- What to do:
Write the material out again in full, exactly.

Dataset entries:
►

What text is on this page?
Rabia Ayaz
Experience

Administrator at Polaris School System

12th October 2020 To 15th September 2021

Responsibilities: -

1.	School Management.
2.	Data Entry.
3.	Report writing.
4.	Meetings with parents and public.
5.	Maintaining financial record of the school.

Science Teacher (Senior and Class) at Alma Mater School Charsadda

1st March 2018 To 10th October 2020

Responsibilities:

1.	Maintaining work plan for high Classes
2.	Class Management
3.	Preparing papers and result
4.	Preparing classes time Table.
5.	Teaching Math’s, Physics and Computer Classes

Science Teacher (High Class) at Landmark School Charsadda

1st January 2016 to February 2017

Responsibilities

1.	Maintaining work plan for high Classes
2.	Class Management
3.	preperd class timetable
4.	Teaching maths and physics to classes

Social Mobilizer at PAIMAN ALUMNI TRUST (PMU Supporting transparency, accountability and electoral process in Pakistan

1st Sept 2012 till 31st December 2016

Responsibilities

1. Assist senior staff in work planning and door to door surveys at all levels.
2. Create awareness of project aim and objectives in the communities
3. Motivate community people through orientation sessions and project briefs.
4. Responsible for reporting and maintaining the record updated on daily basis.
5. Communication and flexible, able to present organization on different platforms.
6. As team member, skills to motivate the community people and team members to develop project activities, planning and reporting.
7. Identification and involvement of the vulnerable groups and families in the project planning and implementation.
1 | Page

◄

- Task solution:
What text is on this page?
Rabia Ayaz
Experience

Administrator at Polaris School System

12th October 2020 To 15th September 2021

Responsibilities: -

1.	School Management.
2.	Data Entry.
3.	Report writing.
4.	Meetings with parents and public.
5.	Maintaining financial record of the school.

Science Teacher (Senior and Class) at Alma Mater School Charsadda

1st March 2018 To 10th October 2020

Responsibilities:

1.	Maintaining work plan for high Classes
2.	Class Management
3.	Preparing papers and result
4.	Preparing classes time Table.
5.	Teaching Math’s, Physics and Computer Classes

Science Teacher (High Class) at Landmark School Charsadda

1st January 2016 to February 2017

Responsibilities

1.	Maintaining work plan for high Classes
2.	Class Management
3.	preperd class timetable
4.	Teaching maths and physics to classes

Social Mobilizer at PAIMAN ALUMNI TRUST (PMU Supporting transparency, accountability and electoral process in Pakistan

1st Sept 2012 till 31st December 2016

Responsibilities

1. Assist senior staff in work planning and door to door surveys at all levels.
2. Create awareness of project aim and objectives in the communities
3. Motivate community people through orientation sessions and project briefs.
4. Responsible for reporting and maintaining the record updated on daily basis.
5. Communication and flexible, able to present organization on different platforms.
6. As team member, skills to motivate the community people and team members to develop project activities, planning and reporting.
7. Identification and involvement of the vulnerable groups and families in the project planning and implementation.
1 | Page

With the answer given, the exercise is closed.